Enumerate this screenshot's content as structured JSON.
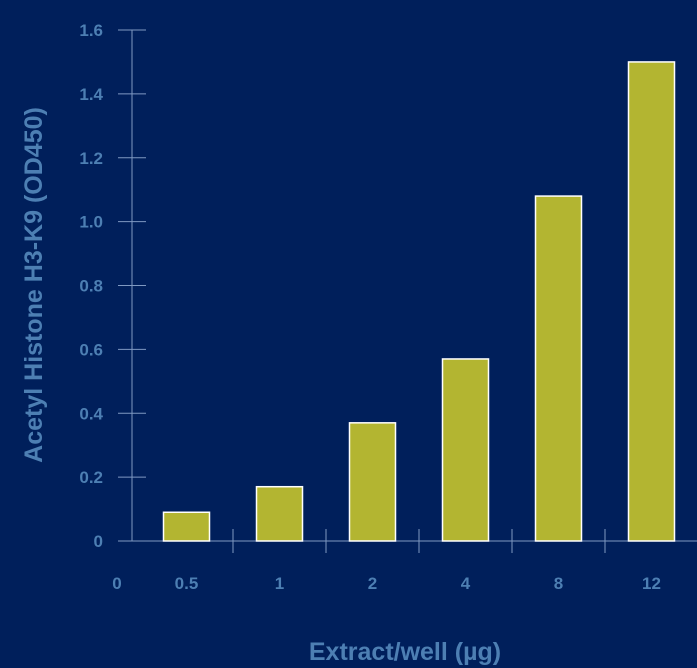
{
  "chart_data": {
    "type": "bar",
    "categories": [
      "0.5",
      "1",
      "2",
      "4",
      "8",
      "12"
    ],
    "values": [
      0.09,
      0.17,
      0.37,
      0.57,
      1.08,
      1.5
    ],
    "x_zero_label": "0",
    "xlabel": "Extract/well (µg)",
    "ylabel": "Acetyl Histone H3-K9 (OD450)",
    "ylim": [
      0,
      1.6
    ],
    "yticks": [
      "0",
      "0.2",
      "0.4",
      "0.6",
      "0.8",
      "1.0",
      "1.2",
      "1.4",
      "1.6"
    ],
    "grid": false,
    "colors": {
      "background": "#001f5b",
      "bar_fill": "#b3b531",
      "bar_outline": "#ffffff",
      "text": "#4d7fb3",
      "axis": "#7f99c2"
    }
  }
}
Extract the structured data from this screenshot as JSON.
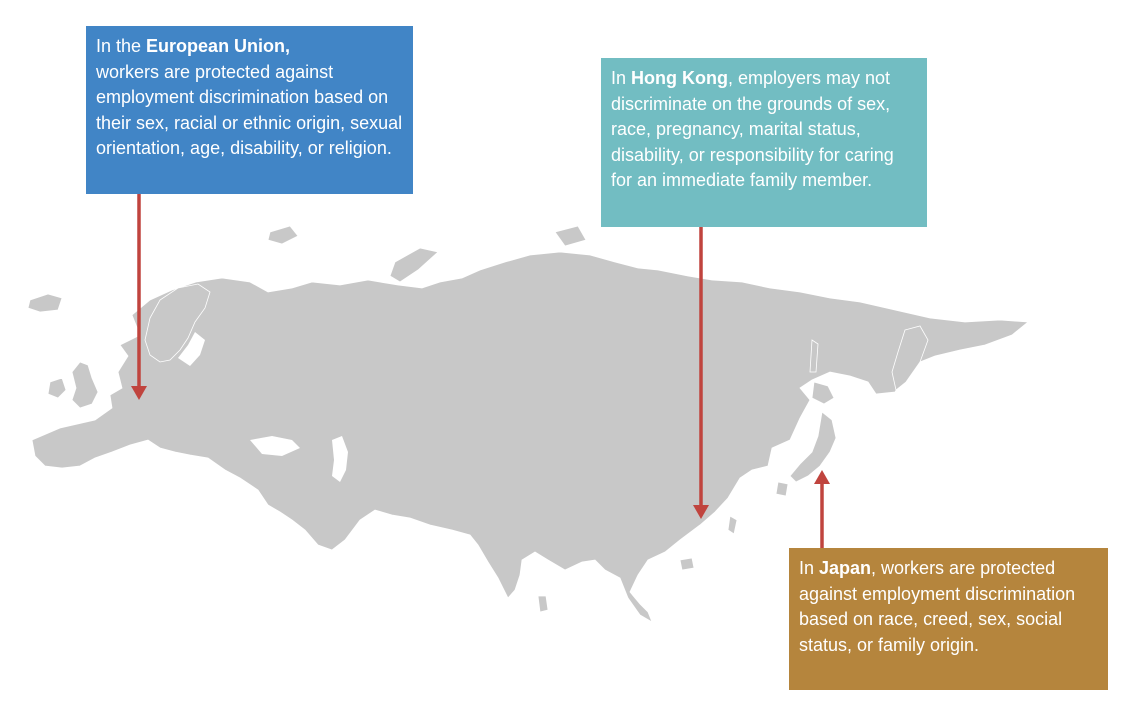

========================================================================

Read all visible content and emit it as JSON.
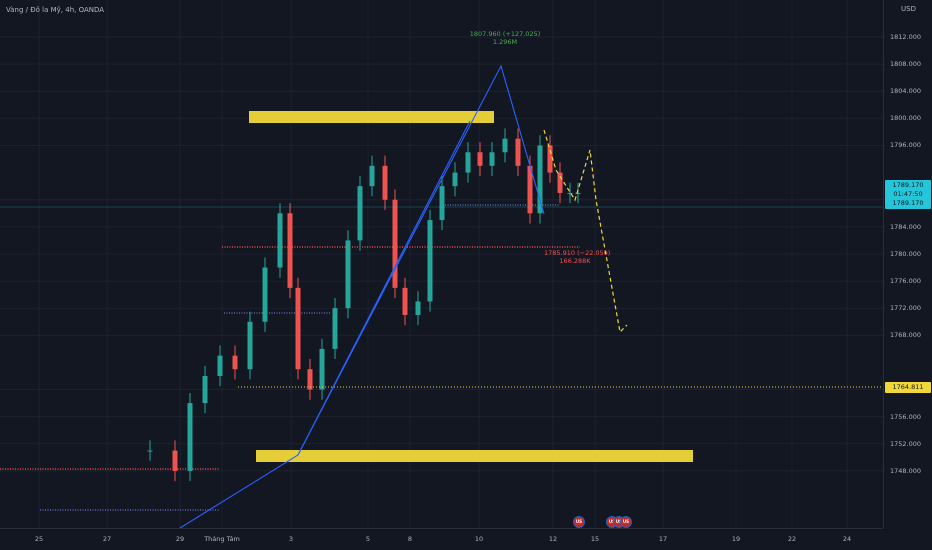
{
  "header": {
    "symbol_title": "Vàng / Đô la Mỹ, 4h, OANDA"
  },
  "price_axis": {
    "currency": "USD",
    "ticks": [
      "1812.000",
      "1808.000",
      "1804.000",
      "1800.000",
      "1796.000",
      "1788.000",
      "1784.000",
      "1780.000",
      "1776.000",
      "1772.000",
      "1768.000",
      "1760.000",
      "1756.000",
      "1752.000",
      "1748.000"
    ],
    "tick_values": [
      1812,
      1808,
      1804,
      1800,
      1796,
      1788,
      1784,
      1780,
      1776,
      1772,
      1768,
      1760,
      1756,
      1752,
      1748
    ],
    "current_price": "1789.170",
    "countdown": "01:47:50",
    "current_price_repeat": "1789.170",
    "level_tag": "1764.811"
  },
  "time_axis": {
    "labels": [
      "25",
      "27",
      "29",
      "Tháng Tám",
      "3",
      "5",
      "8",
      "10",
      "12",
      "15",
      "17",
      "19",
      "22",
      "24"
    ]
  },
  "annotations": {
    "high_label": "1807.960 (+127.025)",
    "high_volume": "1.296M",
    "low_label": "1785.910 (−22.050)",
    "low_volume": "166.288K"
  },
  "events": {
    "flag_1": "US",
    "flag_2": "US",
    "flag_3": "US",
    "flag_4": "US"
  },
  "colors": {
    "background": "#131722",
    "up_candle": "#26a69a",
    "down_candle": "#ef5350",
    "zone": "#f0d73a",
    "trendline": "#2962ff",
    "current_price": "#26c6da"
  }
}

========================================================================

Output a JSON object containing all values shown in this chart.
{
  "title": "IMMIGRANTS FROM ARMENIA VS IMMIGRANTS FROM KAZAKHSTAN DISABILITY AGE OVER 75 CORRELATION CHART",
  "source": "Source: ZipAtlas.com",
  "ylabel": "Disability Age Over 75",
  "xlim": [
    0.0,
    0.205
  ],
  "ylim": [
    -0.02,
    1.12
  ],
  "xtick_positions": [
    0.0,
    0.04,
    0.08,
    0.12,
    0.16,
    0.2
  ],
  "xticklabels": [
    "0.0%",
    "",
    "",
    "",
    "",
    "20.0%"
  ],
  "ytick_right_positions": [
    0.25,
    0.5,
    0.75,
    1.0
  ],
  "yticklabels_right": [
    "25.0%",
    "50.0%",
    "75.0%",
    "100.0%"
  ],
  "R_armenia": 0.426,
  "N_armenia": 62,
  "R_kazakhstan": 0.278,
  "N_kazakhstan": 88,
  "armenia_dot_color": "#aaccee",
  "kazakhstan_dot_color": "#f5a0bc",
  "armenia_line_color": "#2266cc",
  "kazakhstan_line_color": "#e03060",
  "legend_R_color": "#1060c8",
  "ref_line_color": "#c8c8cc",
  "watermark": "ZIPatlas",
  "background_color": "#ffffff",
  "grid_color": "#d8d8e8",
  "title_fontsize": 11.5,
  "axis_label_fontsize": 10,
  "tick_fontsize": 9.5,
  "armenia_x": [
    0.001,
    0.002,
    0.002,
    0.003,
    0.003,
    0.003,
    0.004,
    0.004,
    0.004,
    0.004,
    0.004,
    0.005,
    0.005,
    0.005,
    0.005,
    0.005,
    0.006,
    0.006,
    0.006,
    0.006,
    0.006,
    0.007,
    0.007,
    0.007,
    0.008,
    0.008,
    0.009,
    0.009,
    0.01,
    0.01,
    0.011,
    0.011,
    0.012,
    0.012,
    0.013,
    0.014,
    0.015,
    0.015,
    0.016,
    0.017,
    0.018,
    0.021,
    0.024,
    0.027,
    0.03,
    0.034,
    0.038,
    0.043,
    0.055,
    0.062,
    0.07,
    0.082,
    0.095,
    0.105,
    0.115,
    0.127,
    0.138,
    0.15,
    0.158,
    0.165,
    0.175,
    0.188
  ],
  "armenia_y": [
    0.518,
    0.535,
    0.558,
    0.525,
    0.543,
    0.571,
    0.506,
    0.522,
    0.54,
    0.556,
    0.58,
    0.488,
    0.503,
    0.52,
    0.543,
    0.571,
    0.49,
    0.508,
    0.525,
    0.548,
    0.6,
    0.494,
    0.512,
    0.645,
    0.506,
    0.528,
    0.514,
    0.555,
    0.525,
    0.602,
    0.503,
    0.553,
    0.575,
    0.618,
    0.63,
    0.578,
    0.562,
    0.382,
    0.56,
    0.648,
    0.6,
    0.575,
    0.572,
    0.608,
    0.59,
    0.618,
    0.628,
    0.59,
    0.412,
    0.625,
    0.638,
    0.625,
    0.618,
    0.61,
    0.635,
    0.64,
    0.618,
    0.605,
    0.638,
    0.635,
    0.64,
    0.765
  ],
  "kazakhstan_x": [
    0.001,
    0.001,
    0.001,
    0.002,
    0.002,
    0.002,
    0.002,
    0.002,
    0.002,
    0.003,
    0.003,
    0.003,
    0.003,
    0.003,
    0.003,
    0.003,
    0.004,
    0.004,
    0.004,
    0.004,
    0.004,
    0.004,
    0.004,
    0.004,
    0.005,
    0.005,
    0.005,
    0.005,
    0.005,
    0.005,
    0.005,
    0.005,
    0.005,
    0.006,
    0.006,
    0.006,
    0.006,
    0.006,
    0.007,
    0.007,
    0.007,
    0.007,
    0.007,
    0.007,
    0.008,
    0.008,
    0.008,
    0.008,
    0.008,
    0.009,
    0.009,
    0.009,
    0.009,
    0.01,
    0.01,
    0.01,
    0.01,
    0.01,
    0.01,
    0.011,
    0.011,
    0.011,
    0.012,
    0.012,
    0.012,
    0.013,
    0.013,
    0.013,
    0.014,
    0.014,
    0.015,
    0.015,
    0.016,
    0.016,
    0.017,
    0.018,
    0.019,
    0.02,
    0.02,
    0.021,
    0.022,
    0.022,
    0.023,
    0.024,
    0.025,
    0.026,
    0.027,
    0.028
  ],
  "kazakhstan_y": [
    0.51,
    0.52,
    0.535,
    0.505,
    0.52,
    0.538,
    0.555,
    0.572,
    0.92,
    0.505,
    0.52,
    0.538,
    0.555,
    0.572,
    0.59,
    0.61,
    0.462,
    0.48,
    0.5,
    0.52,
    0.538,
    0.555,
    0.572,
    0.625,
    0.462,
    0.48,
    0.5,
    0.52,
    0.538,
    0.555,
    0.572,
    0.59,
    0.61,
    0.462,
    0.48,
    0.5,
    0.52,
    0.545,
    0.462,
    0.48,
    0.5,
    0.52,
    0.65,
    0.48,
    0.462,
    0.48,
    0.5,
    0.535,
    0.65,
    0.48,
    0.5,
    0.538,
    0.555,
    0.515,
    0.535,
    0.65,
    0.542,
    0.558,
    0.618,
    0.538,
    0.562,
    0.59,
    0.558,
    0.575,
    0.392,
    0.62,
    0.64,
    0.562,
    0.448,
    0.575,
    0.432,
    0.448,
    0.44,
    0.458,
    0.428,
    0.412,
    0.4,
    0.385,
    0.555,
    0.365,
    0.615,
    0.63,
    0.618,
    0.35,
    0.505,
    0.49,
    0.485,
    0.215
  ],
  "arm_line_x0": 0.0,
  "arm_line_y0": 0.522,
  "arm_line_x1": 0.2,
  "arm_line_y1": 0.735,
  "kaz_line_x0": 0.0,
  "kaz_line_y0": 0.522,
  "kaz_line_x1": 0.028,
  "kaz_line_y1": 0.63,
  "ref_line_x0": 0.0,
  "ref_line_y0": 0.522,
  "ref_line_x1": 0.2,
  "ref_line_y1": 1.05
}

========================================================================

Copy nothing but the lines above that run from the one with "Enumerate this screenshot's" to the one with "Extract the structured", ends included; pictures stay out.

**Response to this exercise:**
Enumerate this screenshot's content as structured JSON.
{
  "chart_data": {
    "type": "bar",
    "categories": [
      "0.5",
      "1",
      "2",
      "4",
      "8",
      "12"
    ],
    "values": [
      0.09,
      0.17,
      0.37,
      0.57,
      1.08,
      1.5
    ],
    "x_zero_label": "0",
    "xlabel": "Extract/well (µg)",
    "ylabel": "Acetyl Histone H3-K9 (OD450)",
    "ylim": [
      0,
      1.6
    ],
    "yticks": [
      "0",
      "0.2",
      "0.4",
      "0.6",
      "0.8",
      "1.0",
      "1.2",
      "1.4",
      "1.6"
    ],
    "grid": false,
    "colors": {
      "background": "#001f5b",
      "bar_fill": "#b3b531",
      "bar_outline": "#ffffff",
      "text": "#4d7fb3",
      "axis": "#7f99c2"
    }
  }
}
Extract the structured data from this screenshot as JSON.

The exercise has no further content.